**Activity 1**:
Answer each question from the essay on the value of a college education:
(a) What test did the writer take as a junior in high school?
(b) What kinds of work does the writer say they did while always landing on their feet?
(c) In the cost example, how much money and how many years are spent on the degree, and in what subject?
**Activity 2**: Write the next part of the essay on the value of a college education, starting after its last sentence.
[Text under study]
Don’t Listen to Willy Loman: Go to College

Beyond the Numbers: The True Value of a College Education

As a junior in high school, I took a Myers-Briggs career indicator test, which matched aptitudes and interests to possible career paths.  Counselors used them, still do, by linking aptitude and personality inclinations to direct students toward major courses of study in college or to apprenticeships in technical schools.  Nice boost for student development, right?  Such aptitude and personality tests are used to filter career paths for a student who has no vocation in mind.

Without remembering details, I vaguely recall the findings on my test suggested I would be well suited using verbal abilities (radio announcer, preacher, journalist, technical writer, et cetera).  In some ways, the analysis underscored what I already knew, suggested I liked what I liked.  Though such results may be obvious, sometimes we need to be reminded what we favor, what we don’t.  In my case, I didn’t need a nudge toward anything because I found satisfaction in doing lots of different activities.

I never had a problem finding work that I enjoyed.  Though I did not follow directly the suggestions put to me in that aptitude test, I always landed on my feet doing what I enjoyed: waiting tables, messengering, delivering flowers, selling eggs, freelancing, hard labor, reporting, and teaching.

 

Financial Considerations and Misconceptions

Those obsessed with bottom lines and financial spreadsheets have recently underscored the notion that the value of a college education can be expressed as a math problem.  Bottom line thinking wins the day.  How much time and money does getting a college education cost?  Got it.  Okay, now figure how much money one may earn opting not to go to college?  Let’s do the math.  Say you spend 200,000 dollars and four years getting a degree in social psychology at a respected university.  Now how much might you earn if you opted to go to a trade school or simply took a job out of high school?  Time and money.  Work the figures and you’ll find, as most career counselors claim, the gap is closing.  A young person might be smart to choose a short span in a technical school to learn wielding rather than opting for a four-year stint learning core requisites in a university.  Then, too, we witness an entrepreneur mounting a start-up enterprise, someone who chose to start a business right out of high school and soon became hugely wealthy.  It happens.  A life, however, is far more than wealth and fame.  Equating one’s purpose in life to a figure at the bottom of a spreadsheet reduces one’s post high school life to a number rather than a passion.
[/Text under study]
[Entries provided]
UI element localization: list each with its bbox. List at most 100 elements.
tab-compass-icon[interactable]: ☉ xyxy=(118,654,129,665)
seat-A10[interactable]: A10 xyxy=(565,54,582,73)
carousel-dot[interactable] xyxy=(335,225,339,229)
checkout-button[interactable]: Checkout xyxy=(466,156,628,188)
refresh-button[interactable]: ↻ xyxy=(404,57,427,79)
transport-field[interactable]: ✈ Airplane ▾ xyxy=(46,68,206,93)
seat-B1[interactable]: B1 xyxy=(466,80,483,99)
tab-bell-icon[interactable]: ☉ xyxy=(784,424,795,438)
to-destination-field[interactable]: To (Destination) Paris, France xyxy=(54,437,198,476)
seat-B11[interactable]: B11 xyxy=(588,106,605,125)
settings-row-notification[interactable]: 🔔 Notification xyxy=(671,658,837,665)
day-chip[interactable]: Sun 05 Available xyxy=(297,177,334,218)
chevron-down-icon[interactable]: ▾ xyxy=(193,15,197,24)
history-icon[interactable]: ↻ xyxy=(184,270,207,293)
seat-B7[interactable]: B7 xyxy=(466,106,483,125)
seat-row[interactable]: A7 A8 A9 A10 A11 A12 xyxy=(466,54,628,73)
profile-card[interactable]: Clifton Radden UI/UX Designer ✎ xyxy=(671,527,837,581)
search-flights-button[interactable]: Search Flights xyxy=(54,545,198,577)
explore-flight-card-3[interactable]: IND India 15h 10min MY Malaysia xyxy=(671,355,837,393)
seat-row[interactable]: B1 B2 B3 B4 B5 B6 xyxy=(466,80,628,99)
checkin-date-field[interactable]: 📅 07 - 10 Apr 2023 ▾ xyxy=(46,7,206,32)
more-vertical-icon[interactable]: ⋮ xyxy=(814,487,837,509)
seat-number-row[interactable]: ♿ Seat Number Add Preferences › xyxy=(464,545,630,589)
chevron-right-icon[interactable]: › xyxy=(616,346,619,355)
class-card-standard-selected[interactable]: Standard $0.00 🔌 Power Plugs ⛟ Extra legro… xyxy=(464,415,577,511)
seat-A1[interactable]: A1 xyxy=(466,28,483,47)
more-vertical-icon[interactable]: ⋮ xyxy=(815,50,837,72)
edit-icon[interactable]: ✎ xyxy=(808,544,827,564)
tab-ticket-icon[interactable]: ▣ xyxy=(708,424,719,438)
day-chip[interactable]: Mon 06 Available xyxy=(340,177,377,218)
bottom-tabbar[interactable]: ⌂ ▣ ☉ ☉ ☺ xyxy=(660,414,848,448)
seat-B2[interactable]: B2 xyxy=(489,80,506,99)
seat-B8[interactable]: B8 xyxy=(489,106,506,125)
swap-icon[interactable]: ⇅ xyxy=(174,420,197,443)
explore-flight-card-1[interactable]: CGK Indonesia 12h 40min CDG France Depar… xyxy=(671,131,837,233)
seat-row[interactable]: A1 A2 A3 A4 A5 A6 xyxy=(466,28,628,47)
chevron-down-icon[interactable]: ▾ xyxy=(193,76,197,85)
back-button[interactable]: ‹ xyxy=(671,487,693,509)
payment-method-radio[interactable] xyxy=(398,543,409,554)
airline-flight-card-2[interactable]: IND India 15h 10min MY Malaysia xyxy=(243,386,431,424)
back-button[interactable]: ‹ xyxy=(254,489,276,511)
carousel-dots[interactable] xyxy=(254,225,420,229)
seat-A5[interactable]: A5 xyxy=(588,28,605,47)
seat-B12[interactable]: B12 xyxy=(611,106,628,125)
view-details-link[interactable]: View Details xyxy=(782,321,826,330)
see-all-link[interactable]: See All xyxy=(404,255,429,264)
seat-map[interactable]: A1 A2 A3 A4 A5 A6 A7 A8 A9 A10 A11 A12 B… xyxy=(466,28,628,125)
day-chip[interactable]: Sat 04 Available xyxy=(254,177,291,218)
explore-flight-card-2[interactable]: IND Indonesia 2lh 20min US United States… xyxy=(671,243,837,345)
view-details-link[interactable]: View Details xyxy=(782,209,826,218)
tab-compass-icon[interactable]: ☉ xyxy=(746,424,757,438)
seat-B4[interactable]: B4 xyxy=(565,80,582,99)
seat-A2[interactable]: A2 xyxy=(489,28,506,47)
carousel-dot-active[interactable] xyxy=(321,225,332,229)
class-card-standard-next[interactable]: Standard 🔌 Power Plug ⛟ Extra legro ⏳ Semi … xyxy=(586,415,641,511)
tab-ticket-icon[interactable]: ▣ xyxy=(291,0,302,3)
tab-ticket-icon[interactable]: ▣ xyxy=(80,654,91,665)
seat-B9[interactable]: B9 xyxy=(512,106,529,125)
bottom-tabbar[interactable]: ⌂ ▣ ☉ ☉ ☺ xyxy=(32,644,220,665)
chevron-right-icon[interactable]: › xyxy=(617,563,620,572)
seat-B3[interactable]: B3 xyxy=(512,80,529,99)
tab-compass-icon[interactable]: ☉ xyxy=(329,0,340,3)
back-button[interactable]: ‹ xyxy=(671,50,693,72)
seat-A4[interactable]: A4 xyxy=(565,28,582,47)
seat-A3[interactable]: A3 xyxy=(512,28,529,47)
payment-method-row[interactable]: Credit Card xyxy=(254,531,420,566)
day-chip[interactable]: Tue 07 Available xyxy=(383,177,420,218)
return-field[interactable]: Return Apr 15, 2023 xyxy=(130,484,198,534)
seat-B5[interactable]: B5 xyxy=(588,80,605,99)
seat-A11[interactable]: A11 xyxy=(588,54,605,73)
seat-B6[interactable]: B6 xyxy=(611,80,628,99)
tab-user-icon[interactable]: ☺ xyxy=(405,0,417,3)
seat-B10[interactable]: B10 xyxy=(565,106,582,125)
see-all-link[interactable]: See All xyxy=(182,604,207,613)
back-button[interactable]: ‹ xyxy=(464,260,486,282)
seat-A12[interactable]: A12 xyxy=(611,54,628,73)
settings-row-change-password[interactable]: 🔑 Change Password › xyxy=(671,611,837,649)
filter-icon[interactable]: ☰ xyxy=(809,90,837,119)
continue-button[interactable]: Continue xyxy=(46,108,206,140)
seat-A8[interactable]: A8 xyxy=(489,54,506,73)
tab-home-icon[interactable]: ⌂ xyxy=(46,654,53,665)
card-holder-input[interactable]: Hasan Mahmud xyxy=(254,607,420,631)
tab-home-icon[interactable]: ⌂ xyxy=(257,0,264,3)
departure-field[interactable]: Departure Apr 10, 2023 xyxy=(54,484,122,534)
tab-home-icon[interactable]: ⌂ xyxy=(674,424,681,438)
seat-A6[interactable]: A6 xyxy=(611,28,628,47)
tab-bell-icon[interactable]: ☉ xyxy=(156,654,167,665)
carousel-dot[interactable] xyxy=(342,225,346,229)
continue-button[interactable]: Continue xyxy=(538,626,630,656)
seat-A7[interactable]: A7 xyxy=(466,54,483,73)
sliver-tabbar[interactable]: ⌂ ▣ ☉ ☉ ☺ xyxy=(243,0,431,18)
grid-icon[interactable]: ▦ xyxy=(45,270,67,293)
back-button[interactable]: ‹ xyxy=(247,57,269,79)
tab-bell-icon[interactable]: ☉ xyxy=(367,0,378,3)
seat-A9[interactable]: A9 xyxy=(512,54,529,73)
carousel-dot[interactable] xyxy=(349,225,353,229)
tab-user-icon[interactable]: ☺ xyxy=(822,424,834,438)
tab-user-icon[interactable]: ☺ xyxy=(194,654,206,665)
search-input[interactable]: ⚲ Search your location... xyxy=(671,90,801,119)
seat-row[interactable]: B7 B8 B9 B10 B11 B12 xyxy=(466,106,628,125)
[/Entries provided]
**Answer area 1**:
(a) A Myers-Briggs career indicator test.
(b) Waiting tables, messengering, delivering flowers, selling eggs, freelancing, hard labor, reporting, and teaching.
(c) 200,000 dollars and four years, for a degree in social psychology.

**Answer area 2**:
We have always believed a college education paid off in the long run.  Now we discover the gap is tightening, and in some outlier cases, the financially enriching choice turns out to be opting for a future without a college degree.  So be it.  But even with the bottom line favoring a college graduate earning more over a lifetime than the person choosing no college at all, so much of the discussion lies with money, and only money.  The smarties often figure money isn’t everything—it’s the only thing.

 

More Than Just Money

Well, that’s wrong, isn’t it?  Distilling a college education versus no college education to one and only one outcome—lifetime wealth—serves only a small dimension in measuring a young person’s value.  The question repeated so often: Is a college education worth it?  How much does it cost?  How much will a graduate earn?  True, expenses for college have recently increased at inflationary rates, and fresh graduates, especially those with large student loans, have found tight job markets and difficulty in justifying their choice in choosing college education over skipping higher education altogether.  But there, too, the measuring scale comes down to money spent and money earned.

 

Personal Growth and Fulfillment

Counselling a student to grow beyond high school development ought not be solely a job training decision.  Schooling ought to be more than preparation for a job.  How about life training?  What about one’s interests and personal fulfillments?  The value of a college education cannot be equated merely to dollars and cents.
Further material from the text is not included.